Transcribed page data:
<<<<
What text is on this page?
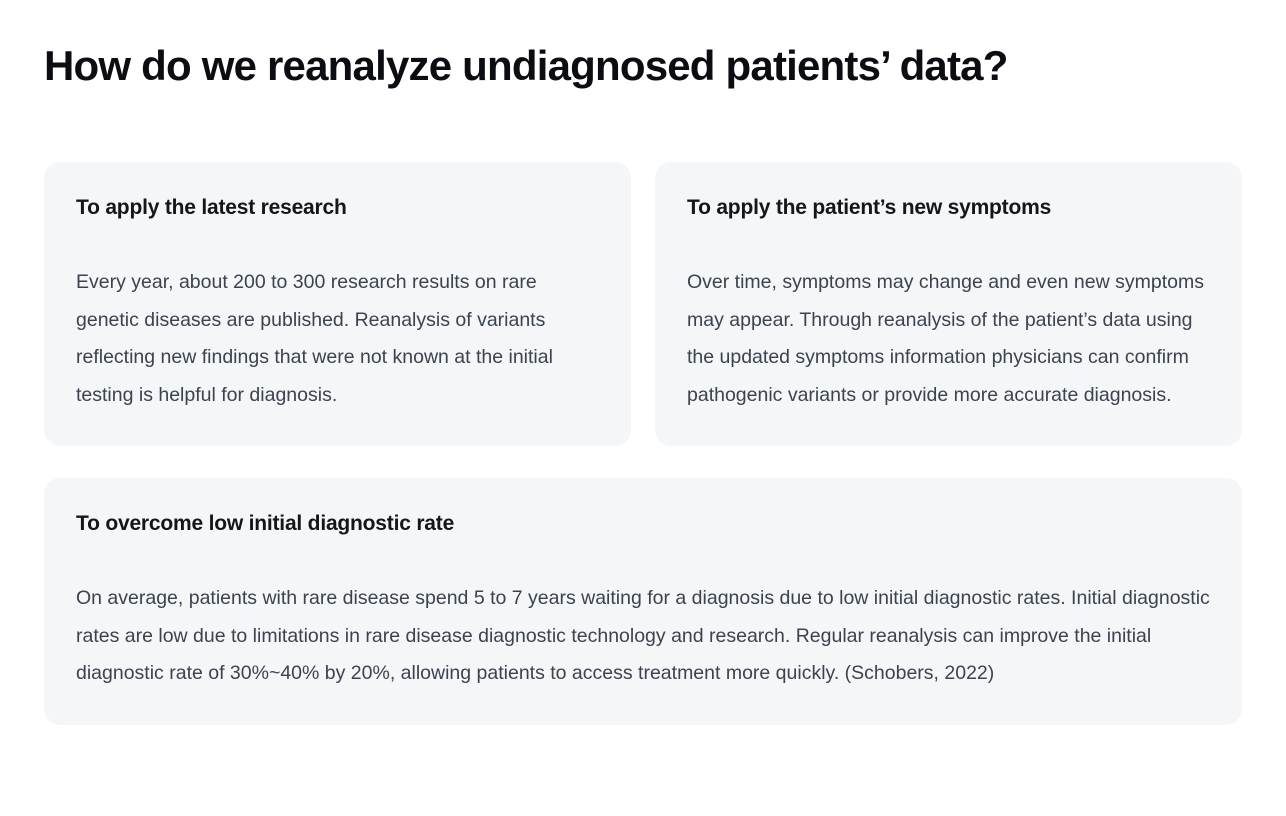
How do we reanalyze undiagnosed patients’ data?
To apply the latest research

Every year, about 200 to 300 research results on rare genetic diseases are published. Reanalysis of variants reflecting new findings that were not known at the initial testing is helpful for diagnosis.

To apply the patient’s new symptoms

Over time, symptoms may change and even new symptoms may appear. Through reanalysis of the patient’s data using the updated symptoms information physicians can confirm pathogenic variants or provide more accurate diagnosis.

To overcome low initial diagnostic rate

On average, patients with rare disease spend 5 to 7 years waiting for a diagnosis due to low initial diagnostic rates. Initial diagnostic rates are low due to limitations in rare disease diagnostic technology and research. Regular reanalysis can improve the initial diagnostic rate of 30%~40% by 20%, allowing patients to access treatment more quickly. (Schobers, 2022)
>>>>
Your objective:
Reproduce each line of the records exactly and exclude any images.

Output below:
What text is on this page?
How do we reanalyze undiagnosed patients’ data?
To apply the latest research

Every year, about 200 to 300 research results on rare genetic diseases are published. Reanalysis of variants reflecting new findings that were not known at the initial testing is helpful for diagnosis.

To apply the patient’s new symptoms

Over time, symptoms may change and even new symptoms may appear. Through reanalysis of the patient’s data using the updated symptoms information physicians can confirm pathogenic variants or provide more accurate diagnosis.

To overcome low initial diagnostic rate

On average, patients with rare disease spend 5 to 7 years waiting for a diagnosis due to low initial diagnostic rates. Initial diagnostic rates are low due to limitations in rare disease diagnostic technology and research. Regular reanalysis can improve the initial diagnostic rate of 30%~40% by 20%, allowing patients to access treatment more quickly. (Schobers, 2022)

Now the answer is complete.